Texto de lectura ->
============================================================

El resultadismo nunca funcionará en el Camp Nou
Que nadie se engañe, el resultadismo no funciona ni funcionará nunca en el Camp Nou. Todo lo que no sea jugar bien, convencer y, sacar adelante los partidos, no sirve para el ideario culé; ganar con una gran actuación de Valdés, por la mínima y con el agua al cuello sirve para salvar la papeleta puntualmente, en el siguiente se exigirá ganar con fútbol, en el tercero ya no habrá excusas.
Viene al cuento el argumento recurrente lanzado estos días por Eto'o, quien apela a "ganar como sea" por encima de ganar con estilo. Esa es la bandera que ha tomado 'Sport', que titula: "Hoy toca resultado bonito". Eso puede valer sólo para mañana.
Esta teoría sobre 'jugar bien para ganar' en contraposición a la de 'ganar al precio que sea' es un elemento recurrente en el barcelonismo. Recuerdo haber vivido en el Camp Nou un maravilloso 8-0 contra el Logroñés (temporada 1996-97). En el descanso, con 4-0, el público mostrar su descontento con el juego del equipo y poblaba de pañuelos la grada.

============================================================

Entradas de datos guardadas
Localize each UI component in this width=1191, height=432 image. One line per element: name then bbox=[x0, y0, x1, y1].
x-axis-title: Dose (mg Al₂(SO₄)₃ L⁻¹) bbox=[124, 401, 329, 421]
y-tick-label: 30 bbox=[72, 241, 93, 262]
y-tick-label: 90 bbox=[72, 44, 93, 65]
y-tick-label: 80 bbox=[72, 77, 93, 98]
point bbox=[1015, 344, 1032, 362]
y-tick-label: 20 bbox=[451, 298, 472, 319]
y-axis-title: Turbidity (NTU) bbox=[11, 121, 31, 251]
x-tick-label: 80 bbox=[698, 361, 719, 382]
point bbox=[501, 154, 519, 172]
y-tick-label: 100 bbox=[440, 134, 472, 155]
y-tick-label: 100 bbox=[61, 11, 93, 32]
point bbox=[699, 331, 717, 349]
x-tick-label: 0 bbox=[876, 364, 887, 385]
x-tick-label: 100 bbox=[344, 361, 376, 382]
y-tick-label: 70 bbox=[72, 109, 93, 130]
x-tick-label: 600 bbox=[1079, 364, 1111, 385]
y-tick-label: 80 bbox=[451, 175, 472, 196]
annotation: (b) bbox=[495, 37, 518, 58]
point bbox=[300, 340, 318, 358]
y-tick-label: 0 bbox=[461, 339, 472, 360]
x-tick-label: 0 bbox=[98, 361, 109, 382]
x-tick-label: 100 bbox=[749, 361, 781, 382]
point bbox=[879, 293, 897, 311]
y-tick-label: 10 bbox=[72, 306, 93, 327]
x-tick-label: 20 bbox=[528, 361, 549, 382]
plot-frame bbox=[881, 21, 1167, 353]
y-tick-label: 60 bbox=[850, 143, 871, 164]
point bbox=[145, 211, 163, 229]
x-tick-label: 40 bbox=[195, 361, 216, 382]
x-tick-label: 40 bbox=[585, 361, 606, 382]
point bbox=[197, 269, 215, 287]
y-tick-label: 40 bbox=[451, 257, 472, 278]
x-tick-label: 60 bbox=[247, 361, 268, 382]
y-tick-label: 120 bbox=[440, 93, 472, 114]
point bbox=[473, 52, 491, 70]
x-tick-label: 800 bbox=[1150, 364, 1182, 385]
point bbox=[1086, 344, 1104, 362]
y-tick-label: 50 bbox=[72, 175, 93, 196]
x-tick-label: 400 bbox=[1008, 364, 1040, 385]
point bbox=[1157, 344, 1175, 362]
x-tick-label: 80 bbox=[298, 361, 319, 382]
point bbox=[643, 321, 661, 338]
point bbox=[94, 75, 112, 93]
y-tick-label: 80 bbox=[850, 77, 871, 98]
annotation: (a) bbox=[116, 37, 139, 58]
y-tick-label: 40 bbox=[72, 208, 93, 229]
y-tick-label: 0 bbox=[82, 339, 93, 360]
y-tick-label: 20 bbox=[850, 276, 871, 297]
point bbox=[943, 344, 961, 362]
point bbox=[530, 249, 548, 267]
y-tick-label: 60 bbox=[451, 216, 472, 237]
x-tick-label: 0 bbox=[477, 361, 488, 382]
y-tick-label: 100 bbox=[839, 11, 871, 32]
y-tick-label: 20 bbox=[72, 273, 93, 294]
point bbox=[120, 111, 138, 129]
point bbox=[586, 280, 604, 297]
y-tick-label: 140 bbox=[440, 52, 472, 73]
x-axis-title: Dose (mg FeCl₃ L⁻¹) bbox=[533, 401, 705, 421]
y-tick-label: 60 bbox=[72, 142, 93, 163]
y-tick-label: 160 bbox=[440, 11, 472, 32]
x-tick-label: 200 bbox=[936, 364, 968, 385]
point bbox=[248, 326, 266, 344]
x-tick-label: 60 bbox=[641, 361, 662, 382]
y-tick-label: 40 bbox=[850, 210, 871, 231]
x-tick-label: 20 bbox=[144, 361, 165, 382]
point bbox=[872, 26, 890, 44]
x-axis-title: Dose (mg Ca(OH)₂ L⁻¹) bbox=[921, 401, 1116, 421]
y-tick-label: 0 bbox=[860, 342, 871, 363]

============================================================

Tarea asignada 1 -> Transcribe del artículo sobre el resultadismo en el Camp Nou el fragmento que va de "El resultadismo nunca" a "sólo para mañana.".
Tarea asignada 2 -> Retoma el artículo sobre el resultadismo en el Camp Nou y continúalo a partir de su última frase.

Resultado obtenido 1 ->
El resultadismo nunca funcionará en el Camp Nou
Que nadie se engañe, el resultadismo no funciona ni funcionará nunca en el Camp Nou. Todo lo que no sea jugar bien, convencer y, sacar adelante los partidos, no sirve para el ideario culé; ganar con una gran actuación de Valdés, por la mínima y con el agua al cuello sirve para salvar la papeleta puntualmente, en el siguiente se exigirá ganar con fútbol, en el tercero ya no habrá excusas.
Viene al cuento el argumento recurrente lanzado estos días por Eto'o, quien apela a "ganar como sea" por encima de ganar con estilo. Esa es la bandera que ha tomado 'Sport', que titula: "Hoy toca resultado bonito". Eso puede valer sólo para mañana.

Resultado obtenido 2 ->
Bobby Robson, el entrenador de aquel equipo que marcó 102 goles en la Liga y sólo consiguió la Recopa, aseguraba no entender nada. Aquel tipo que explicaba a quien quisiera escucharle sus tácticas con vasos de cristal sobre un mantel, pero que en el fondo todo se resumía en el potencial de Ronaldo, aún debe estar preguntándose por qué protestaban los aficionados. Doce años después, todavía hay alguien que no ha comprendido de qué va el negocio. El fútbol resultadista es pan para hoy y hambre para mañana, algo que se ha desterrado históricamente en el Camp Nou, hacedme caso.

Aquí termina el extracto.